Short task |
State how many lines contain the string "requests", and write nothing else.
>> start Data to use
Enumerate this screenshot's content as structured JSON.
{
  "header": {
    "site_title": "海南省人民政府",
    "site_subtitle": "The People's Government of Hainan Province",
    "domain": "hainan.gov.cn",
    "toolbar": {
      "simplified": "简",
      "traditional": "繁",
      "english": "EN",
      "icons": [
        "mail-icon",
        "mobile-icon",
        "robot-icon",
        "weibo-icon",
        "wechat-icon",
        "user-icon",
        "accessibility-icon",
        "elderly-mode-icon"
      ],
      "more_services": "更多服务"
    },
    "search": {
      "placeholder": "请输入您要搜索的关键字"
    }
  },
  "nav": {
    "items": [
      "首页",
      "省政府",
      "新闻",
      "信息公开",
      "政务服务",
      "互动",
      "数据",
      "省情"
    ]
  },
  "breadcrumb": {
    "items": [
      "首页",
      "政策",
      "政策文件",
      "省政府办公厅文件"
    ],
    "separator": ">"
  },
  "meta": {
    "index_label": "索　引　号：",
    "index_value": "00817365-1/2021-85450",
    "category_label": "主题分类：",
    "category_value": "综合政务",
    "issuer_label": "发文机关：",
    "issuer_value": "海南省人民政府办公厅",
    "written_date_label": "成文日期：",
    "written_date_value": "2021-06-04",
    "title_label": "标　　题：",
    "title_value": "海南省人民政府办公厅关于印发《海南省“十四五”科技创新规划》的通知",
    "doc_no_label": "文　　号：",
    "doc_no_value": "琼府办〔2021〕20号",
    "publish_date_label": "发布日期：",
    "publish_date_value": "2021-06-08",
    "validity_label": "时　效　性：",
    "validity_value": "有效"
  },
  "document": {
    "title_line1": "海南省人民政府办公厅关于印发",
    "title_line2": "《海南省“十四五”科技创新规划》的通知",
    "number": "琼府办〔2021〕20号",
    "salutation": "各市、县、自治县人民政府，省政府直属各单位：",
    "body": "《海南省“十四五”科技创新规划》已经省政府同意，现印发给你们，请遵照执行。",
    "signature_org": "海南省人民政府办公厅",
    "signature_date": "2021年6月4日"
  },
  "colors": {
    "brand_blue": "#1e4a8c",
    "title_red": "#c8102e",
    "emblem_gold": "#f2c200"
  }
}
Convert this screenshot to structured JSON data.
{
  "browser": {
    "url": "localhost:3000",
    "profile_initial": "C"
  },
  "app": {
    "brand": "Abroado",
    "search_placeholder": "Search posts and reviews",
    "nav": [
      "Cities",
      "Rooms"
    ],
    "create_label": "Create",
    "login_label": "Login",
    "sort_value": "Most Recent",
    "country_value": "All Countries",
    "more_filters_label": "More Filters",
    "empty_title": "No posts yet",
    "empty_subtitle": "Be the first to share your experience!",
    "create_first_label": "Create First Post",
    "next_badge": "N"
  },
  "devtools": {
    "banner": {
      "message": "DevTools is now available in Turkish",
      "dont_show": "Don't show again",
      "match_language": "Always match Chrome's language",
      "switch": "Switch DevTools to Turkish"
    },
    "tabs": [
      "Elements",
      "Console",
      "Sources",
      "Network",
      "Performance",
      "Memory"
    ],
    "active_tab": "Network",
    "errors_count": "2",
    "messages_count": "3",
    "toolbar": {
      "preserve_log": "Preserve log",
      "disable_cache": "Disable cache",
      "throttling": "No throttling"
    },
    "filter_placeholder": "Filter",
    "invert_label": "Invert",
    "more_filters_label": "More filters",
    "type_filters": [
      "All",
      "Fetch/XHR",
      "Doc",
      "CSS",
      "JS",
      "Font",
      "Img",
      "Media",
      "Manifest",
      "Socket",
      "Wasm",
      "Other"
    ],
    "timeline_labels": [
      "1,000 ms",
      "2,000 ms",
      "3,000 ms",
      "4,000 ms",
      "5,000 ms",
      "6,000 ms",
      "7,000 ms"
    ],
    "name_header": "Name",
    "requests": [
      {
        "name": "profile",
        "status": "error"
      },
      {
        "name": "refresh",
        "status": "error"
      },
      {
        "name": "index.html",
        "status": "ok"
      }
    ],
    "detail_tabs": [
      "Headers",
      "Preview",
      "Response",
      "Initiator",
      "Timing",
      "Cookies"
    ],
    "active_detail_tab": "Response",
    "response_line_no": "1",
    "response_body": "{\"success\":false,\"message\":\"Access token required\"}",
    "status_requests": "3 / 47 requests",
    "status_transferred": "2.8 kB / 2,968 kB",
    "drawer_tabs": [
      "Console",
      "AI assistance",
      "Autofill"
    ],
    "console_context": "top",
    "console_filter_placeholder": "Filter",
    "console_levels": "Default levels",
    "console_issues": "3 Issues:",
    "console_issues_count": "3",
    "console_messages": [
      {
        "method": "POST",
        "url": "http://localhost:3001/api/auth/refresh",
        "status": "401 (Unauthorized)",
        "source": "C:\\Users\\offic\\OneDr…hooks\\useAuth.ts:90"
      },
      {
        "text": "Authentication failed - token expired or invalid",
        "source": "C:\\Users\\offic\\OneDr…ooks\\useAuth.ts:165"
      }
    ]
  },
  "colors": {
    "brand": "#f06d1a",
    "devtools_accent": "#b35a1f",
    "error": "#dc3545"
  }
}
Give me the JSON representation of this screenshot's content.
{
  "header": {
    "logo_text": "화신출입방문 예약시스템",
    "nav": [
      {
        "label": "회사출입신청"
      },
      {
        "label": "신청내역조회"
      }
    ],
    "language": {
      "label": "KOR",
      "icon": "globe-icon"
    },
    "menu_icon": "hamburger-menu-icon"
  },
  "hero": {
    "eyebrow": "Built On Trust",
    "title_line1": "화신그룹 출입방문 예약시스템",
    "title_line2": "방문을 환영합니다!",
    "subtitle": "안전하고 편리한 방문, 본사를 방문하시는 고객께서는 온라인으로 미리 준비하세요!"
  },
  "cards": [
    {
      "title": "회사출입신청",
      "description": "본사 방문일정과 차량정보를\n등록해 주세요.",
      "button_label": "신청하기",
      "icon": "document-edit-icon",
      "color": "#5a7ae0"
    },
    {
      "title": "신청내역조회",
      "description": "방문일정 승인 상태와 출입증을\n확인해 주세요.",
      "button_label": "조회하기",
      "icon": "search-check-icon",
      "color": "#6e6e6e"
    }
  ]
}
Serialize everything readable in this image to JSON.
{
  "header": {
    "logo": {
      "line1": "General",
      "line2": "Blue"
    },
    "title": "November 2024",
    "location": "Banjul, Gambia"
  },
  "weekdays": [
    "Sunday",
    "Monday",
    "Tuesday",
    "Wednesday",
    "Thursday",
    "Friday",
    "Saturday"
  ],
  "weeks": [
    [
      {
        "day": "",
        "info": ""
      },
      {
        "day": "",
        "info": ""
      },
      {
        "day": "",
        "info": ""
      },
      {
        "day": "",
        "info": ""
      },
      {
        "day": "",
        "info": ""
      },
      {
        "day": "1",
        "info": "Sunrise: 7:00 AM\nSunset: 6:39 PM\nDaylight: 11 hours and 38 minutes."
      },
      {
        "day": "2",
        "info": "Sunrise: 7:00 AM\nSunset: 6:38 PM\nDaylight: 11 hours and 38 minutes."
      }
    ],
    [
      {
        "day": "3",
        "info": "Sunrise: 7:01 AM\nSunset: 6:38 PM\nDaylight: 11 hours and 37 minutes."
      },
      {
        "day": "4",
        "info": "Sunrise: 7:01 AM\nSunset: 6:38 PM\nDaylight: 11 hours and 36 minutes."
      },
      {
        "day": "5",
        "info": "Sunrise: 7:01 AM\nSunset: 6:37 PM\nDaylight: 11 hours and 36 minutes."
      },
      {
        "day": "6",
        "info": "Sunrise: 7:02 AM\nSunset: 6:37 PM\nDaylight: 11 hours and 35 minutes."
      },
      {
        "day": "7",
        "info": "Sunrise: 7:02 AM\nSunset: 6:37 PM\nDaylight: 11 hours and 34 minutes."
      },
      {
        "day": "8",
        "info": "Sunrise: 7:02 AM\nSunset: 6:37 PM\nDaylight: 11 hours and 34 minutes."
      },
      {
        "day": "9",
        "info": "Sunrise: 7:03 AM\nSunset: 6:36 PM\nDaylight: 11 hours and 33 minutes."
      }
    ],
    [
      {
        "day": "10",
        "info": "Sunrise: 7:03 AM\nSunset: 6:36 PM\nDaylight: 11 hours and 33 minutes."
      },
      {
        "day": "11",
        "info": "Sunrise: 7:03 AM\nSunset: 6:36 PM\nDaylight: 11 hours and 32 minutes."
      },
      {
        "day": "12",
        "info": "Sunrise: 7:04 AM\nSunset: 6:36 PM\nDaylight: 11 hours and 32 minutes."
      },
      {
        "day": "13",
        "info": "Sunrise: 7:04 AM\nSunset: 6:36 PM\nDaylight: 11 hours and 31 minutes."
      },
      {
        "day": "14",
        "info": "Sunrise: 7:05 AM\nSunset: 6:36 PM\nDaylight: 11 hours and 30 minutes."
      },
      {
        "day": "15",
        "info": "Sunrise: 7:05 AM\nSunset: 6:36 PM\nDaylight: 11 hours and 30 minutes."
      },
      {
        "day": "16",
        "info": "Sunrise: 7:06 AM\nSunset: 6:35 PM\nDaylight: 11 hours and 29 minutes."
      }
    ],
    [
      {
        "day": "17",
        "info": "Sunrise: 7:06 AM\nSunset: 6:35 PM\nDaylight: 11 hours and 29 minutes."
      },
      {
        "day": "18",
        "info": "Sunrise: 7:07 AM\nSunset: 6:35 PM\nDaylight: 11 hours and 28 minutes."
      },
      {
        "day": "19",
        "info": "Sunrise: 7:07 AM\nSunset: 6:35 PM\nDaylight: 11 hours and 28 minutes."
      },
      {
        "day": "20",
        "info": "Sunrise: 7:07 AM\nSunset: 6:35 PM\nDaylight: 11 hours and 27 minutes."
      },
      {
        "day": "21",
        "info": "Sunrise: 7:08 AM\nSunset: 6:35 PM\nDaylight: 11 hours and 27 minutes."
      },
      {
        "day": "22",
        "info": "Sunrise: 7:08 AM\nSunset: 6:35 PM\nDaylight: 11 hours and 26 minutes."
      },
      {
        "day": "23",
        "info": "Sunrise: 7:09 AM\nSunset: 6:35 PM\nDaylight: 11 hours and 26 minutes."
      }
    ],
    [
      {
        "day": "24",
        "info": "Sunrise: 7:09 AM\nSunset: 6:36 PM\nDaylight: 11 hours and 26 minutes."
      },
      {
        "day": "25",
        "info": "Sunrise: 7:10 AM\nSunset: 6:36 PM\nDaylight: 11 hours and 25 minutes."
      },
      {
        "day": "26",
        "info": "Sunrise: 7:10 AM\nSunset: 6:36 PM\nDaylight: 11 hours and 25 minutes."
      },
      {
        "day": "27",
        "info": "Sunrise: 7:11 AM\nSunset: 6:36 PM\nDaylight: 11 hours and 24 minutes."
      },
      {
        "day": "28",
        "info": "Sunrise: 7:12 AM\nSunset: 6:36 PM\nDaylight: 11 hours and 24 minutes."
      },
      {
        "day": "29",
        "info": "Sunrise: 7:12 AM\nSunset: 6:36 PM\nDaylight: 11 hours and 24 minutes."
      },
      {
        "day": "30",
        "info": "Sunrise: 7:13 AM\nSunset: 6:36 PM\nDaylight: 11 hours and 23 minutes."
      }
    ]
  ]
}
>> end Data to use
Solution for this exercise |
2